Every entry below must appear again, exactly as written.

■ ■ ■ ■ ■ ■ ■

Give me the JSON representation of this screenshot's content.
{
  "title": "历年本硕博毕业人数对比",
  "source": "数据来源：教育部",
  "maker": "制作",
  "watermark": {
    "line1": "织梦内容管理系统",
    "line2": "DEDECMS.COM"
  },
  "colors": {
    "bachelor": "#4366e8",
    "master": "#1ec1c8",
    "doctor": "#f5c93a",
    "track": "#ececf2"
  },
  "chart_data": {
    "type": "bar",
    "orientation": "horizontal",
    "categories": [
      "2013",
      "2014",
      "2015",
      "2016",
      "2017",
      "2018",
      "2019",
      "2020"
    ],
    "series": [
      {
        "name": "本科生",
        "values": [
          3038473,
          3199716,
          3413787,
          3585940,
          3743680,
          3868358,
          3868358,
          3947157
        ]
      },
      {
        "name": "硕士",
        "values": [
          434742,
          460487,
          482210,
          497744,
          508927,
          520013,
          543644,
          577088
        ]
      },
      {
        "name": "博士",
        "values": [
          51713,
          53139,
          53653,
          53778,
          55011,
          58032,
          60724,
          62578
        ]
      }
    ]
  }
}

■ ■ ■ ■ ■ ■ ■

[SOLUTION TO THIS PROBLEM]
Give me the JSON representation of this screenshot's content.
{
  "title": "历年本硕博毕业人数对比",
  "source": "数据来源：教育部",
  "maker": "制作",
  "watermark": {
    "line1": "织梦内容管理系统",
    "line2": "DEDECMS.COM"
  },
  "colors": {
    "bachelor": "#4366e8",
    "master": "#1ec1c8",
    "doctor": "#f5c93a",
    "track": "#ececf2"
  },
  "chart_data": {
    "type": "bar",
    "orientation": "horizontal",
    "categories": [
      "2013",
      "2014",
      "2015",
      "2016",
      "2017",
      "2018",
      "2019",
      "2020"
    ],
    "series": [
      {
        "name": "本科生",
        "values": [
          3038473,
          3199716,
          3413787,
          3585940,
          3743680,
          3868358,
          3868358,
          3947157
        ]
      },
      {
        "name": "硕士",
        "values": [
          434742,
          460487,
          482210,
          497744,
          508927,
          520013,
          543644,
          577088
        ]
      },
      {
        "name": "博士",
        "values": [
          51713,
          53139,
          53653,
          53778,
          55011,
          58032,
          60724,
          62578
        ]
      }
    ]
  }
}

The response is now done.